# START OF Data in this exercise

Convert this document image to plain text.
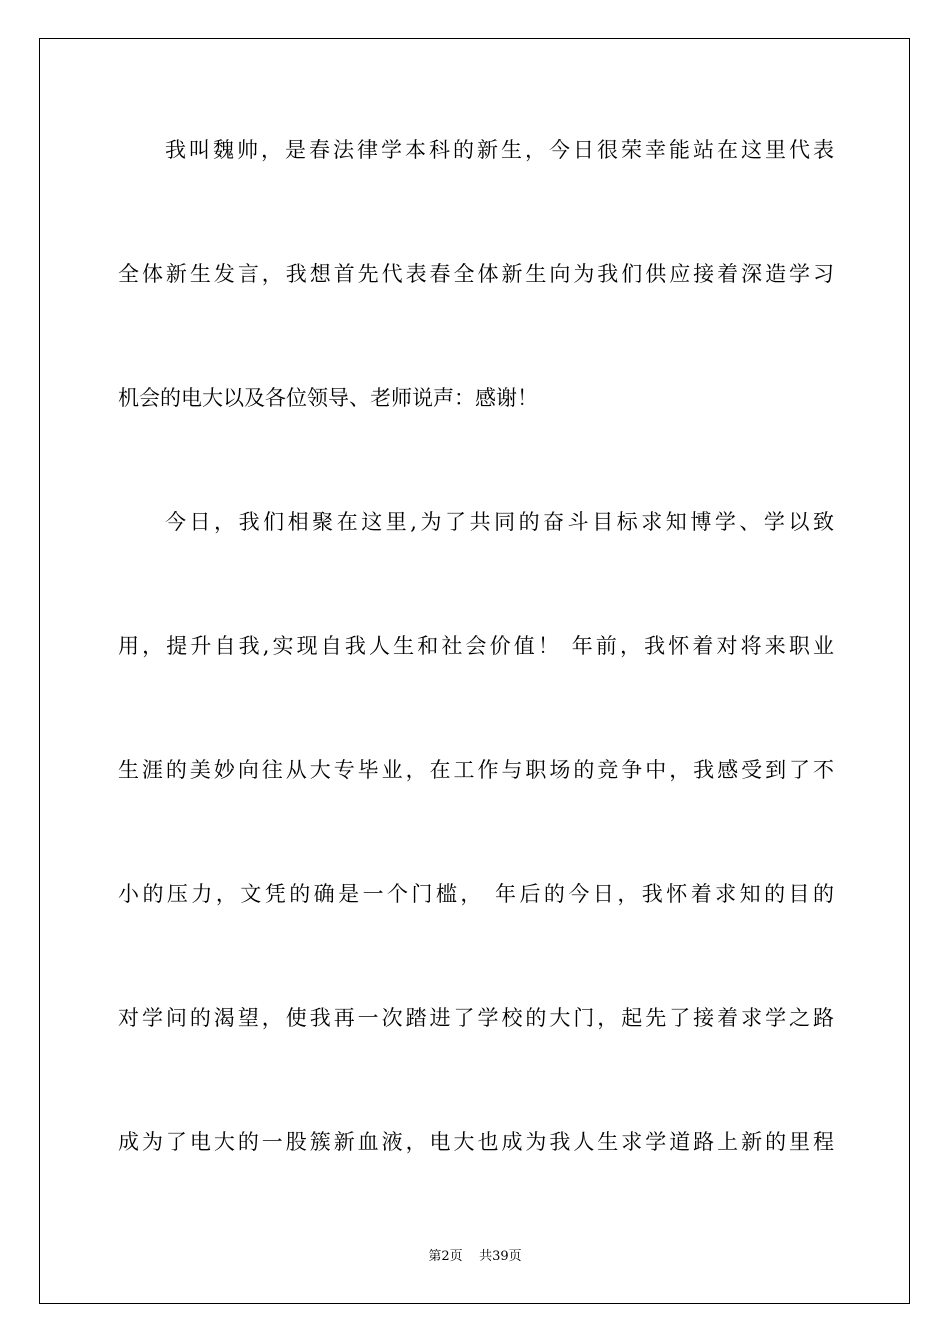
我叫魏帅，是春法律学本科的新生，今日很荣幸能站在这里代表
全体新生发言，我想首先代表春全体新生向为我们供应接着深造学习
机会的电大以及各位领导、老师说声：感谢！
今日，我们相聚在这里,为了共同的奋斗目标求知博学、学以致
用，提升自我,实现自我人生和社会价值！ 年前，我怀着对将来职业
生涯的美妙向往从大专毕业，在工作与职场的竞争中，我感受到了不
小的压力，文凭的确是一个门槛， 年后的今日，我怀着求知的目的
对学问的渴望，使我再一次踏进了学校的大门，起先了接着求学之路
成为了电大的一股簇新血液，电大也成为我人生求学道路上新的里程
第2页 共39页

# END OF Data in this exercise

> [Stated exercise]:
Copy out every line of the material above exactly, skipping the pictures.

> [Full output]:
Convert this document image to plain text.
我叫魏帅，是春法律学本科的新生，今日很荣幸能站在这里代表
全体新生发言，我想首先代表春全体新生向为我们供应接着深造学习
机会的电大以及各位领导、老师说声：感谢！
今日，我们相聚在这里,为了共同的奋斗目标求知博学、学以致
用，提升自我,实现自我人生和社会价值！ 年前，我怀着对将来职业
生涯的美妙向往从大专毕业，在工作与职场的竞争中，我感受到了不
小的压力，文凭的确是一个门槛， 年后的今日，我怀着求知的目的
对学问的渴望，使我再一次踏进了学校的大门，起先了接着求学之路
成为了电大的一股簇新血液，电大也成为我人生求学道路上新的里程
第2页 共39页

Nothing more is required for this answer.